## Exercise aim
Quote the entries that follow exactly, leaving none out.

## Data to use

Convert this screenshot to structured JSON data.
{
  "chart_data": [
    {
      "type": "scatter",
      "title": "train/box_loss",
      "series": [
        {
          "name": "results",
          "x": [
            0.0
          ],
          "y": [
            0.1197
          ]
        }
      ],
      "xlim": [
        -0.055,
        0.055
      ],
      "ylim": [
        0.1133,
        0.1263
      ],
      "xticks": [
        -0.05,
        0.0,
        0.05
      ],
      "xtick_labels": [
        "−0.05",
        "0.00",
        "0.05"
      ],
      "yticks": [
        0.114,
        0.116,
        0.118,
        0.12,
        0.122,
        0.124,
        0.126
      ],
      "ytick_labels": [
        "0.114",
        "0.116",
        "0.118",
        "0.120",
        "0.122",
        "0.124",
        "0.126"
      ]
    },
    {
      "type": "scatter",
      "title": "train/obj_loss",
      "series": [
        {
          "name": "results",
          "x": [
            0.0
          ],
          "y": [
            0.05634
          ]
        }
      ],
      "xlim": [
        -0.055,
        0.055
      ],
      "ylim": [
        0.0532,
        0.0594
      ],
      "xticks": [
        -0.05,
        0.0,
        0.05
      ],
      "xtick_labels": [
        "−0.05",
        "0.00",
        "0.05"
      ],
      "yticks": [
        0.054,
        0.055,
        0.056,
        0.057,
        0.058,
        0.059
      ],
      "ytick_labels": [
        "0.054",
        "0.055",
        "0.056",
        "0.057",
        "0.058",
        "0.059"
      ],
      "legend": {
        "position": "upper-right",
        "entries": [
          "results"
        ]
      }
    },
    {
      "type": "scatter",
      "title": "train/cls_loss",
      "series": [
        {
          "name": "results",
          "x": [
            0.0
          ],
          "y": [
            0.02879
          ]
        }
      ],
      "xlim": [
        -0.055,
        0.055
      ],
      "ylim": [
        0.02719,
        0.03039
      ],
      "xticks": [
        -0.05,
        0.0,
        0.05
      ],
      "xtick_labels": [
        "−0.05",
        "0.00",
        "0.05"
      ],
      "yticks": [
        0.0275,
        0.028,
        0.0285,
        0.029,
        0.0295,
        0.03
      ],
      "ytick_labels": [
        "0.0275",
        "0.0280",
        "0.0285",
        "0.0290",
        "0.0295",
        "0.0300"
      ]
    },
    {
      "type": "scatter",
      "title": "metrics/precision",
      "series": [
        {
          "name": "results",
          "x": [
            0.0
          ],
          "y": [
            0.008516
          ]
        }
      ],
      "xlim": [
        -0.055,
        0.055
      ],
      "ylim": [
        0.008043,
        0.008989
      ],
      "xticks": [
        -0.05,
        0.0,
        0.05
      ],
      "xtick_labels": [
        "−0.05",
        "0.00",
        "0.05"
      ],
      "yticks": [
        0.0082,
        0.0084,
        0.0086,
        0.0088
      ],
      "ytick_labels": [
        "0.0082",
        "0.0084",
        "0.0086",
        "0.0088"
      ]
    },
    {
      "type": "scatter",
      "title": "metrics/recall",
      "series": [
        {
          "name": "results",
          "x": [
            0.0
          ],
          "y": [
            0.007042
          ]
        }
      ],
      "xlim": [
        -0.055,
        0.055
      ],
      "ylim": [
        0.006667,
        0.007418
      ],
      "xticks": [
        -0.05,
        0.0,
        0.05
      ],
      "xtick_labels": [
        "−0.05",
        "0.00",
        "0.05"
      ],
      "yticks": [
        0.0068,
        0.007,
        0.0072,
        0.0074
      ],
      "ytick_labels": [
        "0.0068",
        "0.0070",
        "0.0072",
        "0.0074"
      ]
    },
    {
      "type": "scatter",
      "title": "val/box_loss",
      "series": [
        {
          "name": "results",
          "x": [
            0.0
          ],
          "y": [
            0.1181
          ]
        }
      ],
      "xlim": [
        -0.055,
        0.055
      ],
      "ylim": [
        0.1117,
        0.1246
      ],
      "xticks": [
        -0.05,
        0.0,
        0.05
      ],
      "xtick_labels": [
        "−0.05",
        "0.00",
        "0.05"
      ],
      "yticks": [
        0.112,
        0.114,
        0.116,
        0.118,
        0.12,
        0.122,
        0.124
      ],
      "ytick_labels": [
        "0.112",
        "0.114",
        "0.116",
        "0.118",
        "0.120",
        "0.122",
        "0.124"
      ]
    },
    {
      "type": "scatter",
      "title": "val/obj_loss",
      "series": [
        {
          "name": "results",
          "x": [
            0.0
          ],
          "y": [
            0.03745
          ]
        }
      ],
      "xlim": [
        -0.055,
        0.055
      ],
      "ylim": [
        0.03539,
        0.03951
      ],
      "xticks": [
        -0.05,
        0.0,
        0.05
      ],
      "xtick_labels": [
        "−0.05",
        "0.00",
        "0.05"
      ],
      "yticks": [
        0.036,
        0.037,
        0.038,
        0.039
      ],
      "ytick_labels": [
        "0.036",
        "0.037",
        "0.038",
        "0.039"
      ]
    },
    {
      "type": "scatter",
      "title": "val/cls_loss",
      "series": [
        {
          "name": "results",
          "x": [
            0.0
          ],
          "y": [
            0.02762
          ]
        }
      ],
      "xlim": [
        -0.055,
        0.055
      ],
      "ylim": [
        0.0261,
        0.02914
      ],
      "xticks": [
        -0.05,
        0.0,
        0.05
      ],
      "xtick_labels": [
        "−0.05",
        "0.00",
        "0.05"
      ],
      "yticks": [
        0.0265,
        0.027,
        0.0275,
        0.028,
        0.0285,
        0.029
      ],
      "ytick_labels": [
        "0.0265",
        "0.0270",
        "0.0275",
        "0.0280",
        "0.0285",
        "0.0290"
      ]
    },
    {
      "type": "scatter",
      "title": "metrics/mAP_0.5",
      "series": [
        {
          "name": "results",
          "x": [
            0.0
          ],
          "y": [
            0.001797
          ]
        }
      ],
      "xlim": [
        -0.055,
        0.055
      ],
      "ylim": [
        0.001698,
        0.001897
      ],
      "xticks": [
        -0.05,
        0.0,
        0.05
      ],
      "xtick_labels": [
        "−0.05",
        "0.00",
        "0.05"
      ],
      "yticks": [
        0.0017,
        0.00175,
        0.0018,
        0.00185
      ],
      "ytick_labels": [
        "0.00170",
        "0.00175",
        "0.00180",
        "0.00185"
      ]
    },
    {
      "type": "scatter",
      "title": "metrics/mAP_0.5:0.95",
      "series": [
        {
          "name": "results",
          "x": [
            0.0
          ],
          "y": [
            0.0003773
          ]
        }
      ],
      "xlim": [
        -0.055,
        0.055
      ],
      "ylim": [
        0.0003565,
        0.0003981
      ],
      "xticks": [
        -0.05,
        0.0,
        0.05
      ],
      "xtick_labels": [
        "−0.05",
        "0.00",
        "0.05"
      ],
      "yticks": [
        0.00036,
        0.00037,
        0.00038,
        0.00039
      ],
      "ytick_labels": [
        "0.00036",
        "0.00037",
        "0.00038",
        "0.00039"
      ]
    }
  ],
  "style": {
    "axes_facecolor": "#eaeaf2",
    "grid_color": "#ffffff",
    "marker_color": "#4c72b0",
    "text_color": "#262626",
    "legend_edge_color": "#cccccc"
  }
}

## Response below
Convert this screenshot to structured JSON data.
{
  "chart_data": [
    {
      "type": "scatter",
      "title": "train/box_loss",
      "series": [
        {
          "name": "results",
          "x": [
            0.0
          ],
          "y": [
            0.1197
          ]
        }
      ],
      "xlim": [
        -0.055,
        0.055
      ],
      "ylim": [
        0.1133,
        0.1263
      ],
      "xticks": [
        -0.05,
        0.0,
        0.05
      ],
      "xtick_labels": [
        "−0.05",
        "0.00",
        "0.05"
      ],
      "yticks": [
        0.114,
        0.116,
        0.118,
        0.12,
        0.122,
        0.124,
        0.126
      ],
      "ytick_labels": [
        "0.114",
        "0.116",
        "0.118",
        "0.120",
        "0.122",
        "0.124",
        "0.126"
      ]
    },
    {
      "type": "scatter",
      "title": "train/obj_loss",
      "series": [
        {
          "name": "results",
          "x": [
            0.0
          ],
          "y": [
            0.05634
          ]
        }
      ],
      "xlim": [
        -0.055,
        0.055
      ],
      "ylim": [
        0.0532,
        0.0594
      ],
      "xticks": [
        -0.05,
        0.0,
        0.05
      ],
      "xtick_labels": [
        "−0.05",
        "0.00",
        "0.05"
      ],
      "yticks": [
        0.054,
        0.055,
        0.056,
        0.057,
        0.058,
        0.059
      ],
      "ytick_labels": [
        "0.054",
        "0.055",
        "0.056",
        "0.057",
        "0.058",
        "0.059"
      ],
      "legend": {
        "position": "upper-right",
        "entries": [
          "results"
        ]
      }
    },
    {
      "type": "scatter",
      "title": "train/cls_loss",
      "series": [
        {
          "name": "results",
          "x": [
            0.0
          ],
          "y": [
            0.02879
          ]
        }
      ],
      "xlim": [
        -0.055,
        0.055
      ],
      "ylim": [
        0.02719,
        0.03039
      ],
      "xticks": [
        -0.05,
        0.0,
        0.05
      ],
      "xtick_labels": [
        "−0.05",
        "0.00",
        "0.05"
      ],
      "yticks": [
        0.0275,
        0.028,
        0.0285,
        0.029,
        0.0295,
        0.03
      ],
      "ytick_labels": [
        "0.0275",
        "0.0280",
        "0.0285",
        "0.0290",
        "0.0295",
        "0.0300"
      ]
    },
    {
      "type": "scatter",
      "title": "metrics/precision",
      "series": [
        {
          "name": "results",
          "x": [
            0.0
          ],
          "y": [
            0.008516
          ]
        }
      ],
      "xlim": [
        -0.055,
        0.055
      ],
      "ylim": [
        0.008043,
        0.008989
      ],
      "xticks": [
        -0.05,
        0.0,
        0.05
      ],
      "xtick_labels": [
        "−0.05",
        "0.00",
        "0.05"
      ],
      "yticks": [
        0.0082,
        0.0084,
        0.0086,
        0.0088
      ],
      "ytick_labels": [
        "0.0082",
        "0.0084",
        "0.0086",
        "0.0088"
      ]
    },
    {
      "type": "scatter",
      "title": "metrics/recall",
      "series": [
        {
          "name": "results",
          "x": [
            0.0
          ],
          "y": [
            0.007042
          ]
        }
      ],
      "xlim": [
        -0.055,
        0.055
      ],
      "ylim": [
        0.006667,
        0.007418
      ],
      "xticks": [
        -0.05,
        0.0,
        0.05
      ],
      "xtick_labels": [
        "−0.05",
        "0.00",
        "0.05"
      ],
      "yticks": [
        0.0068,
        0.007,
        0.0072,
        0.0074
      ],
      "ytick_labels": [
        "0.0068",
        "0.0070",
        "0.0072",
        "0.0074"
      ]
    },
    {
      "type": "scatter",
      "title": "val/box_loss",
      "series": [
        {
          "name": "results",
          "x": [
            0.0
          ],
          "y": [
            0.1181
          ]
        }
      ],
      "xlim": [
        -0.055,
        0.055
      ],
      "ylim": [
        0.1117,
        0.1246
      ],
      "xticks": [
        -0.05,
        0.0,
        0.05
      ],
      "xtick_labels": [
        "−0.05",
        "0.00",
        "0.05"
      ],
      "yticks": [
        0.112,
        0.114,
        0.116,
        0.118,
        0.12,
        0.122,
        0.124
      ],
      "ytick_labels": [
        "0.112",
        "0.114",
        "0.116",
        "0.118",
        "0.120",
        "0.122",
        "0.124"
      ]
    },
    {
      "type": "scatter",
      "title": "val/obj_loss",
      "series": [
        {
          "name": "results",
          "x": [
            0.0
          ],
          "y": [
            0.03745
          ]
        }
      ],
      "xlim": [
        -0.055,
        0.055
      ],
      "ylim": [
        0.03539,
        0.03951
      ],
      "xticks": [
        -0.05,
        0.0,
        0.05
      ],
      "xtick_labels": [
        "−0.05",
        "0.00",
        "0.05"
      ],
      "yticks": [
        0.036,
        0.037,
        0.038,
        0.039
      ],
      "ytick_labels": [
        "0.036",
        "0.037",
        "0.038",
        "0.039"
      ]
    },
    {
      "type": "scatter",
      "title": "val/cls_loss",
      "series": [
        {
          "name": "results",
          "x": [
            0.0
          ],
          "y": [
            0.02762
          ]
        }
      ],
      "xlim": [
        -0.055,
        0.055
      ],
      "ylim": [
        0.0261,
        0.02914
      ],
      "xticks": [
        -0.05,
        0.0,
        0.05
      ],
      "xtick_labels": [
        "−0.05",
        "0.00",
        "0.05"
      ],
      "yticks": [
        0.0265,
        0.027,
        0.0275,
        0.028,
        0.0285,
        0.029
      ],
      "ytick_labels": [
        "0.0265",
        "0.0270",
        "0.0275",
        "0.0280",
        "0.0285",
        "0.0290"
      ]
    },
    {
      "type": "scatter",
      "title": "metrics/mAP_0.5",
      "series": [
        {
          "name": "results",
          "x": [
            0.0
          ],
          "y": [
            0.001797
          ]
        }
      ],
      "xlim": [
        -0.055,
        0.055
      ],
      "ylim": [
        0.001698,
        0.001897
      ],
      "xticks": [
        -0.05,
        0.0,
        0.05
      ],
      "xtick_labels": [
        "−0.05",
        "0.00",
        "0.05"
      ],
      "yticks": [
        0.0017,
        0.00175,
        0.0018,
        0.00185
      ],
      "ytick_labels": [
        "0.00170",
        "0.00175",
        "0.00180",
        "0.00185"
      ]
    },
    {
      "type": "scatter",
      "title": "metrics/mAP_0.5:0.95",
      "series": [
        {
          "name": "results",
          "x": [
            0.0
          ],
          "y": [
            0.0003773
          ]
        }
      ],
      "xlim": [
        -0.055,
        0.055
      ],
      "ylim": [
        0.0003565,
        0.0003981
      ],
      "xticks": [
        -0.05,
        0.0,
        0.05
      ],
      "xtick_labels": [
        "−0.05",
        "0.00",
        "0.05"
      ],
      "yticks": [
        0.00036,
        0.00037,
        0.00038,
        0.00039
      ],
      "ytick_labels": [
        "0.00036",
        "0.00037",
        "0.00038",
        "0.00039"
      ]
    }
  ],
  "style": {
    "axes_facecolor": "#eaeaf2",
    "grid_color": "#ffffff",
    "marker_color": "#4c72b0",
    "text_color": "#262626",
    "legend_edge_color": "#cccccc"
  }
}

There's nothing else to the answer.